(Records from a collection)
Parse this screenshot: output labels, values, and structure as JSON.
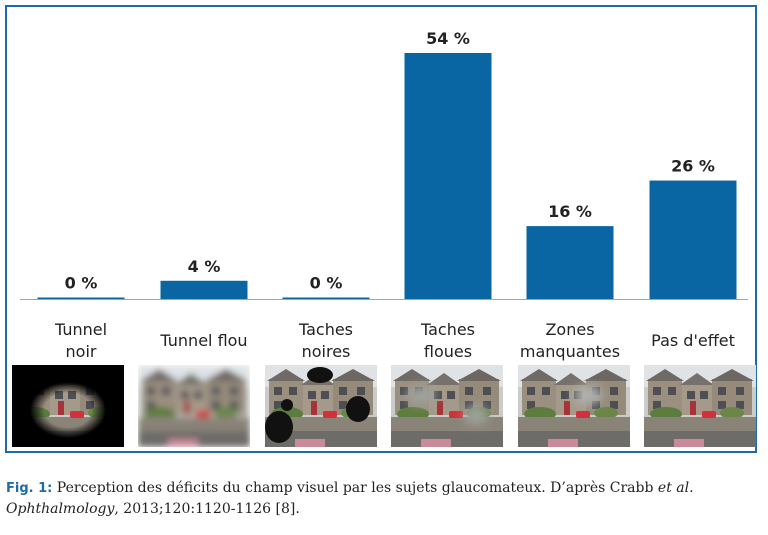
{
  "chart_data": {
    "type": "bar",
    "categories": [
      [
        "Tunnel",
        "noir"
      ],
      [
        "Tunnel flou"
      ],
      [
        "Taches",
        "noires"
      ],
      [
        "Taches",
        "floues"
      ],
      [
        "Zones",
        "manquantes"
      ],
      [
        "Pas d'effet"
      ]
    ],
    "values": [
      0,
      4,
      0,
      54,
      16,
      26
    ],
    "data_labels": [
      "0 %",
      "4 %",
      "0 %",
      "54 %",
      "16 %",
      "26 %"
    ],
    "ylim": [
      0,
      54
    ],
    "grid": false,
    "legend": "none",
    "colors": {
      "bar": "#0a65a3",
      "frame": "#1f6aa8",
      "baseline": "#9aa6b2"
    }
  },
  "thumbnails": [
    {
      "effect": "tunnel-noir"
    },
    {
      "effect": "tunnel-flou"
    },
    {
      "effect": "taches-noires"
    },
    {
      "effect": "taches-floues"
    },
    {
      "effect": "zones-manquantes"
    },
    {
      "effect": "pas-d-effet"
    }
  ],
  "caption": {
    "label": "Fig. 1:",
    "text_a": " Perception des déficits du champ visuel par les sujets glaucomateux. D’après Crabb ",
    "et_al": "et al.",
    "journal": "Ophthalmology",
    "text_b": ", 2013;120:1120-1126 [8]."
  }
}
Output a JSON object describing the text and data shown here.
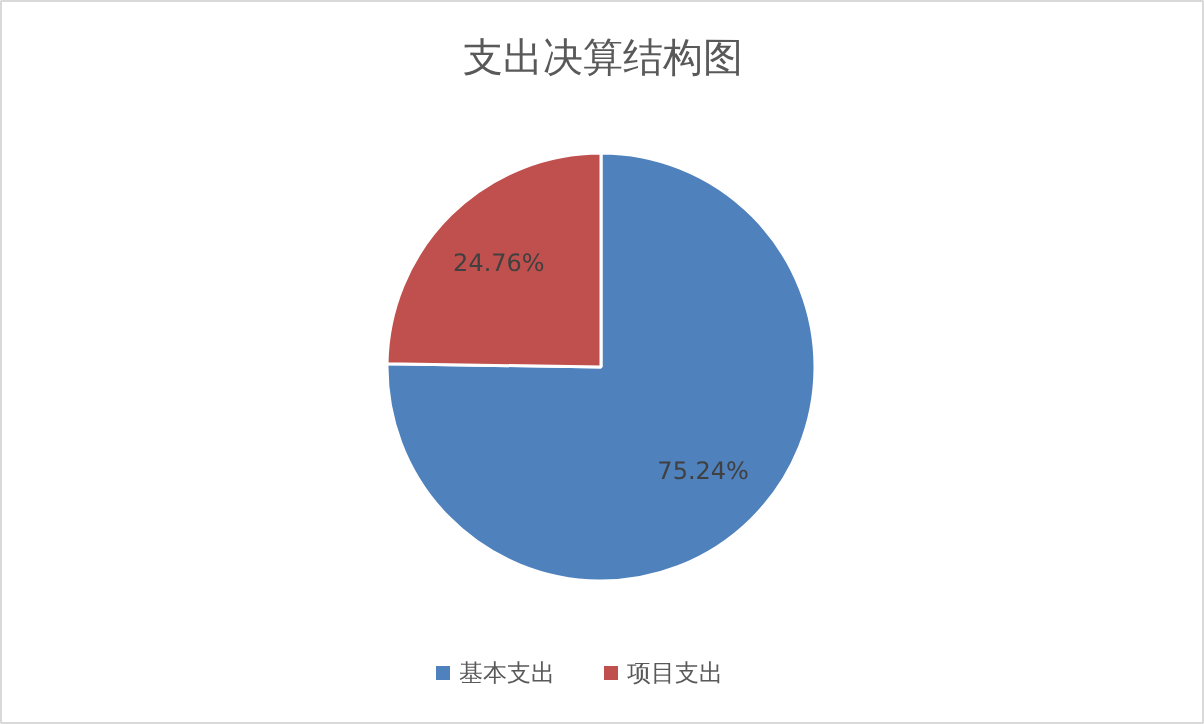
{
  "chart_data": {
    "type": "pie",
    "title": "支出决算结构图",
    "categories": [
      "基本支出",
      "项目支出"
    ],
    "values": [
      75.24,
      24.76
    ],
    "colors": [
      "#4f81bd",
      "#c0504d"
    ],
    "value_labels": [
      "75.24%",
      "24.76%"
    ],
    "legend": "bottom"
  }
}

### GIVEN INSTRUCTION:
Quote the listing above in full, except for the pictures.

### ANSWER TO THIS TASK:
Parse this screenshot: output labels, values, and structure as JSON.
{
  "chart_data": {
    "type": "bar",
    "categories": [
      [
        "Tunnel",
        "noir"
      ],
      [
        "Tunnel flou"
      ],
      [
        "Taches",
        "noires"
      ],
      [
        "Taches",
        "floues"
      ],
      [
        "Zones",
        "manquantes"
      ],
      [
        "Pas d'effet"
      ]
    ],
    "values": [
      0,
      4,
      0,
      54,
      16,
      26
    ],
    "data_labels": [
      "0 %",
      "4 %",
      "0 %",
      "54 %",
      "16 %",
      "26 %"
    ],
    "ylim": [
      0,
      54
    ],
    "grid": false,
    "legend": "none",
    "colors": {
      "bar": "#0a65a3",
      "frame": "#1f6aa8",
      "baseline": "#9aa6b2"
    }
  },
  "thumbnails": [
    {
      "effect": "tunnel-noir"
    },
    {
      "effect": "tunnel-flou"
    },
    {
      "effect": "taches-noires"
    },
    {
      "effect": "taches-floues"
    },
    {
      "effect": "zones-manquantes"
    },
    {
      "effect": "pas-d-effet"
    }
  ],
  "caption": {
    "label": "Fig. 1:",
    "text_a": " Perception des déficits du champ visuel par les sujets glaucomateux. D’après Crabb ",
    "et_al": "et al.",
    "journal": "Ophthalmology",
    "text_b": ", 2013;120:1120-1126 [8]."
  }
}
Output a JSON object describing the text and data shown here.
{
  "chart_data": {
    "type": "pie",
    "title": "支出决算结构图",
    "categories": [
      "基本支出",
      "项目支出"
    ],
    "values": [
      75.24,
      24.76
    ],
    "colors": [
      "#4f81bd",
      "#c0504d"
    ],
    "value_labels": [
      "75.24%",
      "24.76%"
    ],
    "legend": "bottom"
  }
}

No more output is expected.